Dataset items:
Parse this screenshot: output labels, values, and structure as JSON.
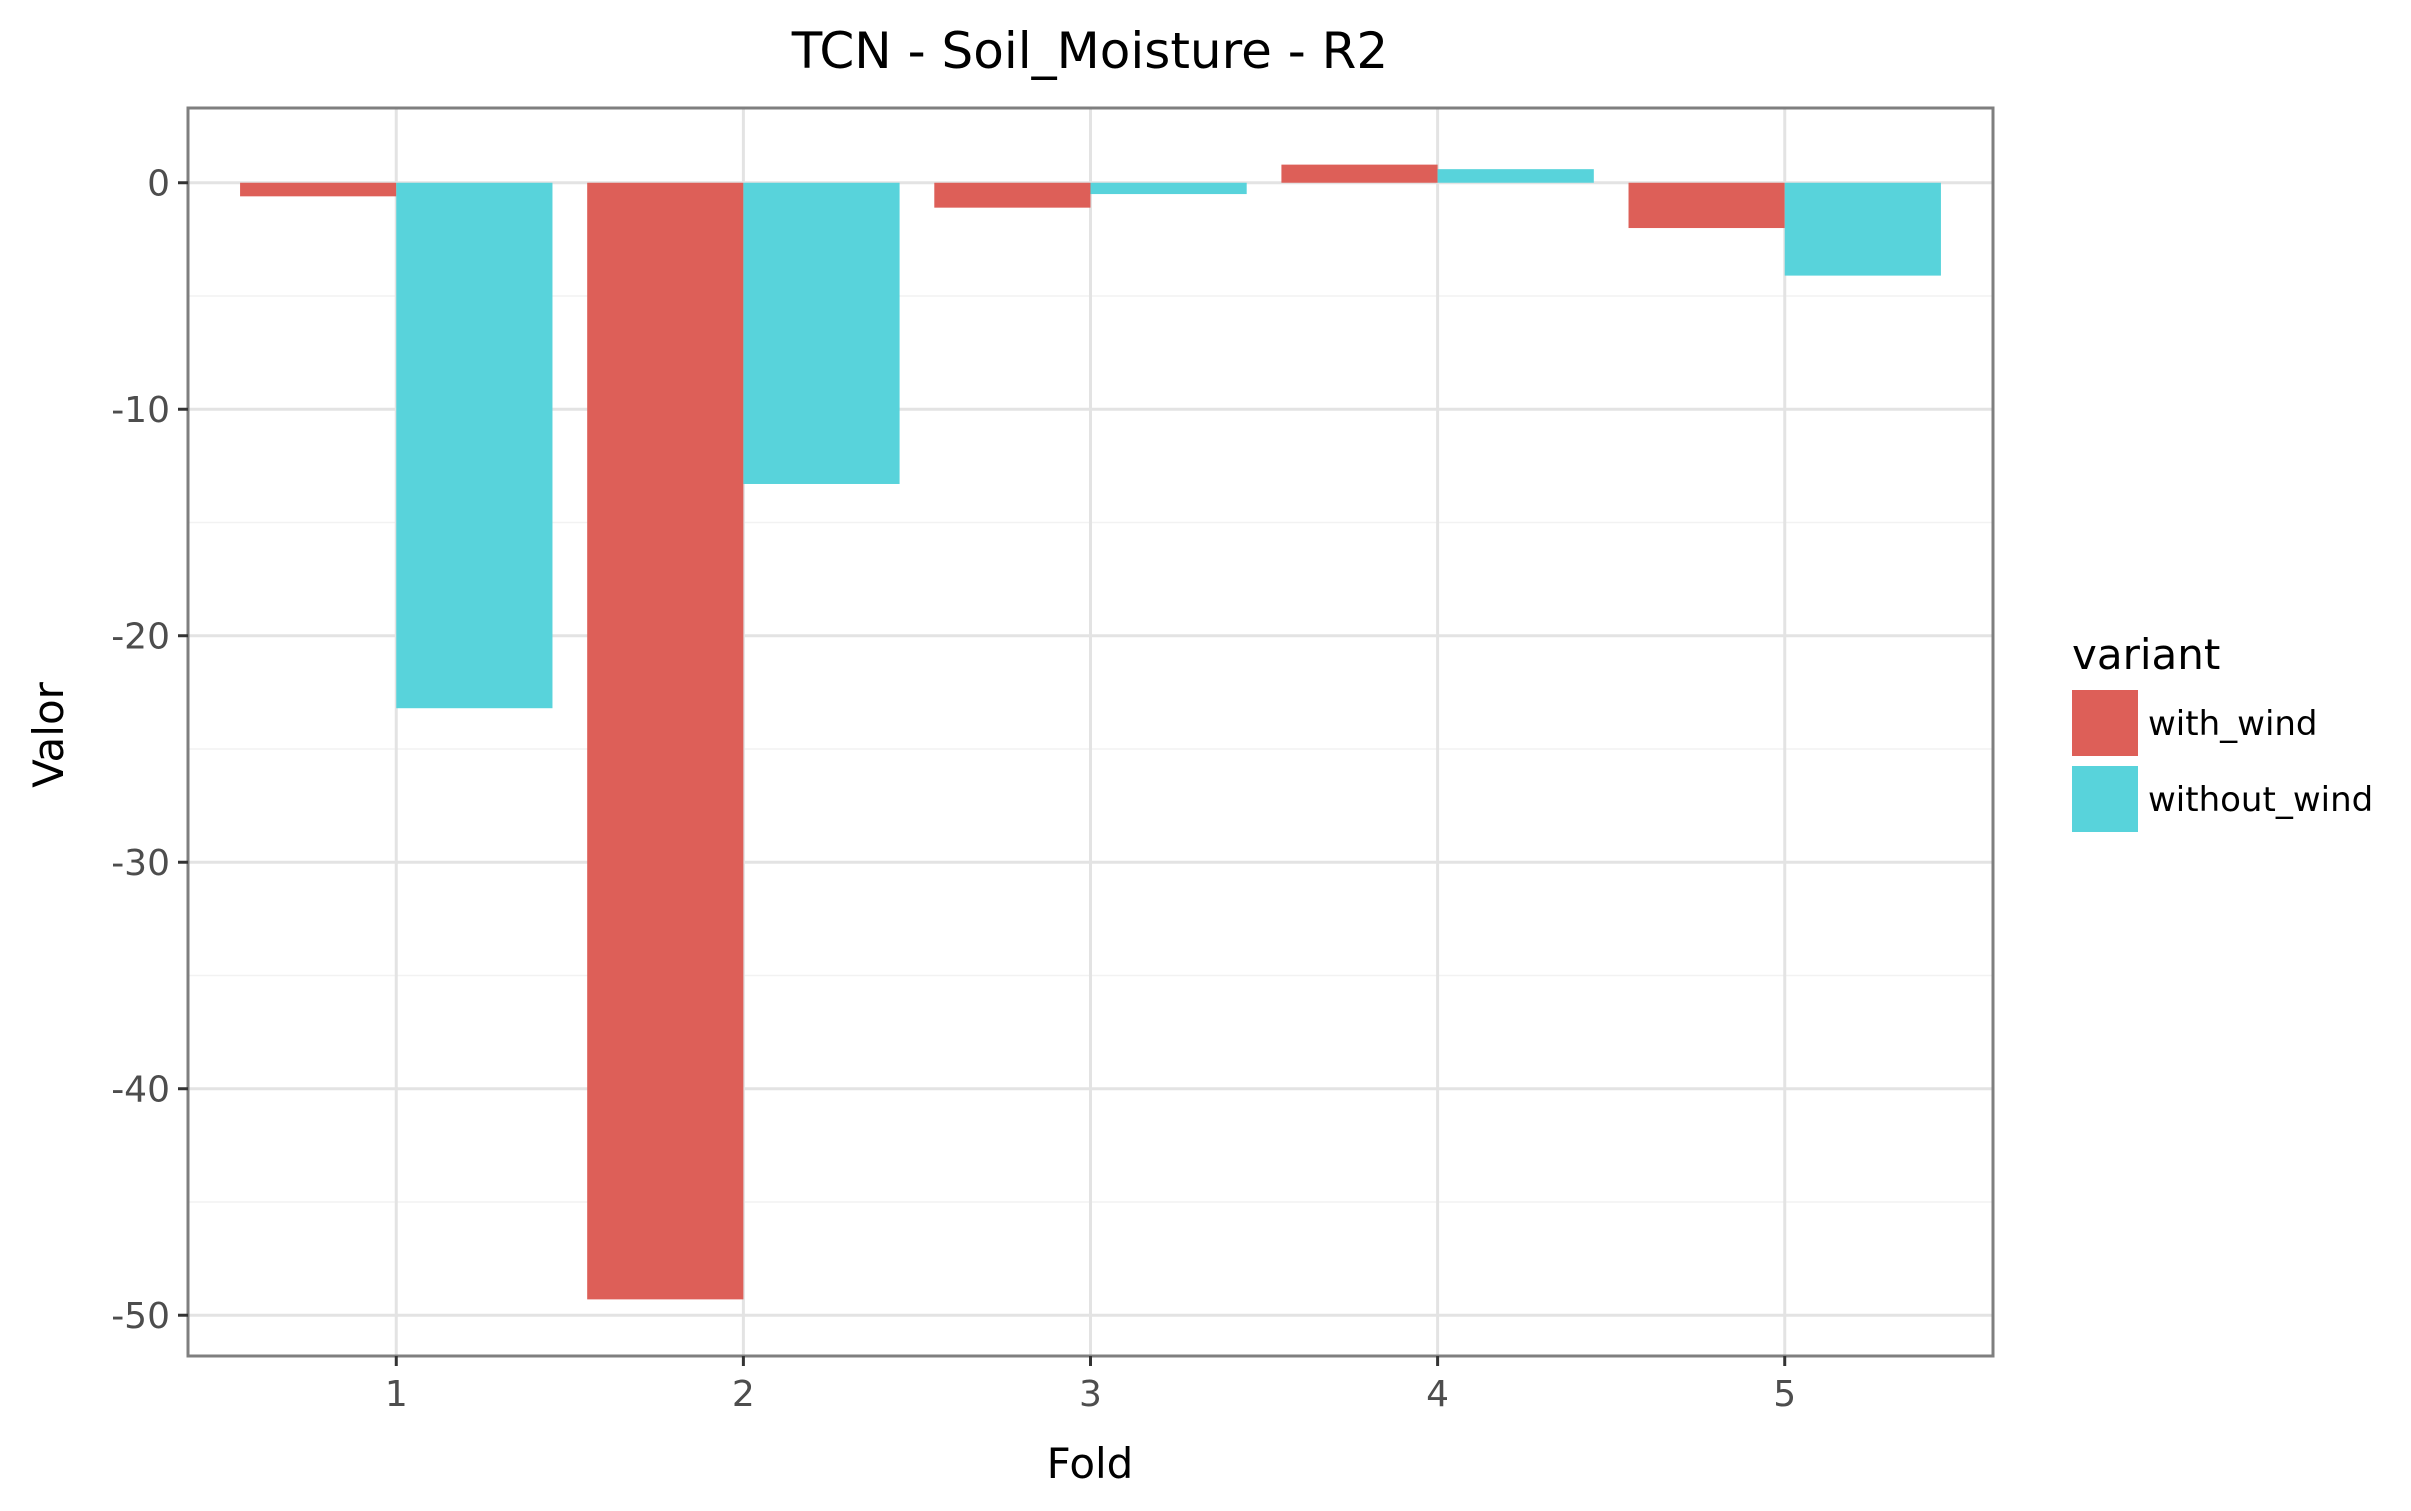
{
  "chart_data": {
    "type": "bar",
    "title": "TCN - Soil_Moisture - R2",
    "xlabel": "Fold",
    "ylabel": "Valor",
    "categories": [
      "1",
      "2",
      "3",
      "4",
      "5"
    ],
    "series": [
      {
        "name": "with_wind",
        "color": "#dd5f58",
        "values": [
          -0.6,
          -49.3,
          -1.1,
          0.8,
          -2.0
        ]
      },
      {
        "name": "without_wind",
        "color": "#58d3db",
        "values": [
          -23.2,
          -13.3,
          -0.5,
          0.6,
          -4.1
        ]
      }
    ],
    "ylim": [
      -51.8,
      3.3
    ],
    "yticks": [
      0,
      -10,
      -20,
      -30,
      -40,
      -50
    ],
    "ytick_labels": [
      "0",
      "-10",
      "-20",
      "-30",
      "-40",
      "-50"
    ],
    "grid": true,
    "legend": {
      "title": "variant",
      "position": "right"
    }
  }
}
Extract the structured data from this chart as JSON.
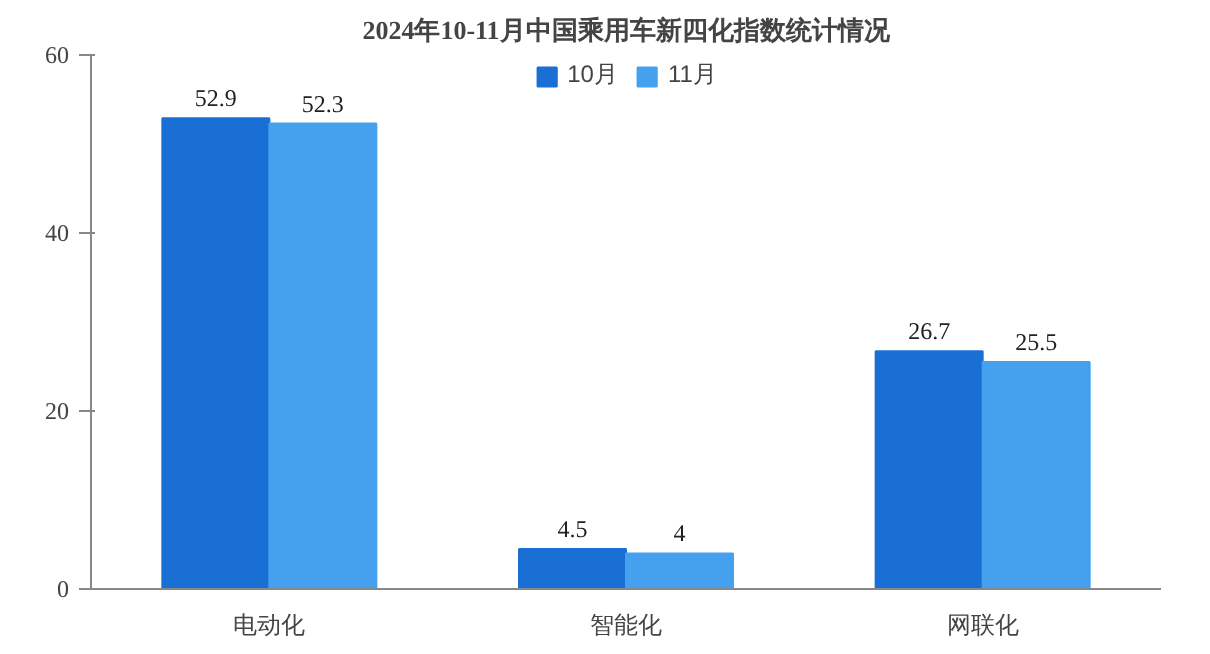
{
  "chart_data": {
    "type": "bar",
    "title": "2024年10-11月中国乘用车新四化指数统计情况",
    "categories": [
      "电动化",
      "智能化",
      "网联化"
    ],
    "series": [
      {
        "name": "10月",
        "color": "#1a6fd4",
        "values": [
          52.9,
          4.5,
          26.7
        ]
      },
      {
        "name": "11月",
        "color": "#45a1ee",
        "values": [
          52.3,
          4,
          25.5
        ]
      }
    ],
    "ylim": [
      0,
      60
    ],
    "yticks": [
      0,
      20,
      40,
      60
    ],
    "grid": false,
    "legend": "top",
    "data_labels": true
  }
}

> DIRECTION
Copy the records above exactly, leaving out every picture.

> COMPLETED TASK
Parse this screenshot: output labels, values, and structure as JSON.
{
  "chart_data": {
    "type": "bar",
    "title": "TCN - Soil_Moisture - R2",
    "xlabel": "Fold",
    "ylabel": "Valor",
    "categories": [
      "1",
      "2",
      "3",
      "4",
      "5"
    ],
    "series": [
      {
        "name": "with_wind",
        "color": "#dd5f58",
        "values": [
          -0.6,
          -49.3,
          -1.1,
          0.8,
          -2.0
        ]
      },
      {
        "name": "without_wind",
        "color": "#58d3db",
        "values": [
          -23.2,
          -13.3,
          -0.5,
          0.6,
          -4.1
        ]
      }
    ],
    "ylim": [
      -51.8,
      3.3
    ],
    "yticks": [
      0,
      -10,
      -20,
      -30,
      -40,
      -50
    ],
    "ytick_labels": [
      "0",
      "-10",
      "-20",
      "-30",
      "-40",
      "-50"
    ],
    "grid": true,
    "legend": {
      "title": "variant",
      "position": "right"
    }
  }
}
Extract the structured data from this chart as JSON.
{
  "chart_data": {
    "type": "bar",
    "title": "2024年10-11月中国乘用车新四化指数统计情况",
    "categories": [
      "电动化",
      "智能化",
      "网联化"
    ],
    "series": [
      {
        "name": "10月",
        "color": "#1a6fd4",
        "values": [
          52.9,
          4.5,
          26.7
        ]
      },
      {
        "name": "11月",
        "color": "#45a1ee",
        "values": [
          52.3,
          4,
          25.5
        ]
      }
    ],
    "ylim": [
      0,
      60
    ],
    "yticks": [
      0,
      20,
      40,
      60
    ],
    "grid": false,
    "legend": "top",
    "data_labels": true
  }
}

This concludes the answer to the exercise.